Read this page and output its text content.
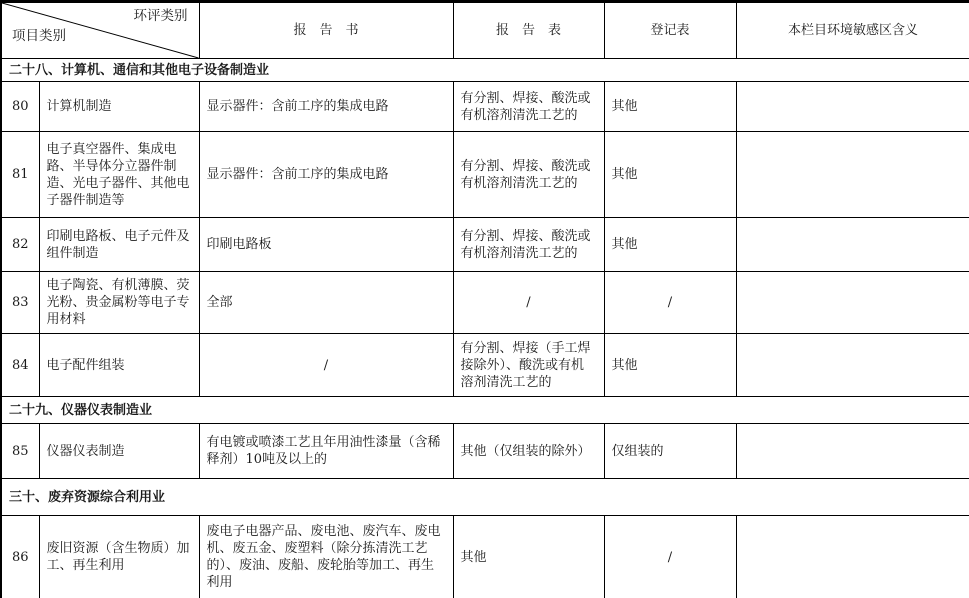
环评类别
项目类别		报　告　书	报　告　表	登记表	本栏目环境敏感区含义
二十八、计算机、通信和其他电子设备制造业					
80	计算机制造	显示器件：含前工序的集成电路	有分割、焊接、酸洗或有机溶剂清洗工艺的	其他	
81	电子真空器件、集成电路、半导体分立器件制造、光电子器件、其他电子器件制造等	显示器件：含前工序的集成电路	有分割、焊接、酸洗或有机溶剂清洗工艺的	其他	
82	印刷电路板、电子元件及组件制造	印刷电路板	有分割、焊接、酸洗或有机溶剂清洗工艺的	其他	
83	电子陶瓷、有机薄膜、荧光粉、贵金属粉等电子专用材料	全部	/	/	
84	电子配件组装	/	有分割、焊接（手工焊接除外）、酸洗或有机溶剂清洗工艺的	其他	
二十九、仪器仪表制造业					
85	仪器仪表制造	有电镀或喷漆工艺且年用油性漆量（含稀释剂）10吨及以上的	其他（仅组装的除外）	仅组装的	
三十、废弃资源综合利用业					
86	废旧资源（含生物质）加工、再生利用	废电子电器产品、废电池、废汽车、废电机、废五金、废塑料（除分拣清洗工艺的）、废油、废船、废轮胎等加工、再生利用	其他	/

--

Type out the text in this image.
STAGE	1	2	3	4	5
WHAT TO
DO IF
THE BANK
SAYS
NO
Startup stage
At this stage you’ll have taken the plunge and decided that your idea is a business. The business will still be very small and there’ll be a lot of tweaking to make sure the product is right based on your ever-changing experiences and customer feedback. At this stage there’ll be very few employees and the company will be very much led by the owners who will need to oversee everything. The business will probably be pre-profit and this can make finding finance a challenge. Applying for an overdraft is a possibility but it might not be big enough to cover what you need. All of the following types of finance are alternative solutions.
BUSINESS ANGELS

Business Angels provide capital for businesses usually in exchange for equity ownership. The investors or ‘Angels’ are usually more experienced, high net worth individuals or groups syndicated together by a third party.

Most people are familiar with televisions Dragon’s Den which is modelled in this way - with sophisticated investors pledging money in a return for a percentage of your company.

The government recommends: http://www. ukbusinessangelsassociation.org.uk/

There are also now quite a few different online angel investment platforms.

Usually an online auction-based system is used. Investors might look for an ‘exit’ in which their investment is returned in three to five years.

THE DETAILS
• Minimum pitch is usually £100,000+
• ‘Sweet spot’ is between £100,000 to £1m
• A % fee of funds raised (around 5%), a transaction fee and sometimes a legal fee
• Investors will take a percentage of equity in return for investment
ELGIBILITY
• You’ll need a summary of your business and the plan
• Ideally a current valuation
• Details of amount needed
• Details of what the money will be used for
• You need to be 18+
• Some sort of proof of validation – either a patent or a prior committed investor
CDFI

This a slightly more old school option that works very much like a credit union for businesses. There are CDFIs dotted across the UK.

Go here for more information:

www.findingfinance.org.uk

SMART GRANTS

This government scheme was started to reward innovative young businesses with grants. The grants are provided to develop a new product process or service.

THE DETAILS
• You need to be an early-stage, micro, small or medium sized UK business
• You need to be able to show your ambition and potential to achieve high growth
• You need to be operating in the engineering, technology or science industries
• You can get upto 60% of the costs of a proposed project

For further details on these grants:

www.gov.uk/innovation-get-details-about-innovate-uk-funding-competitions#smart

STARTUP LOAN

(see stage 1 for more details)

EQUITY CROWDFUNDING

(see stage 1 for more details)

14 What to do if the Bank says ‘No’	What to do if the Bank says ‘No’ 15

# WHAT TO PRODUCE
Each line in the material either holds the string "investment" or does not. State how many do, and nothing else.

# THE ANSWER
3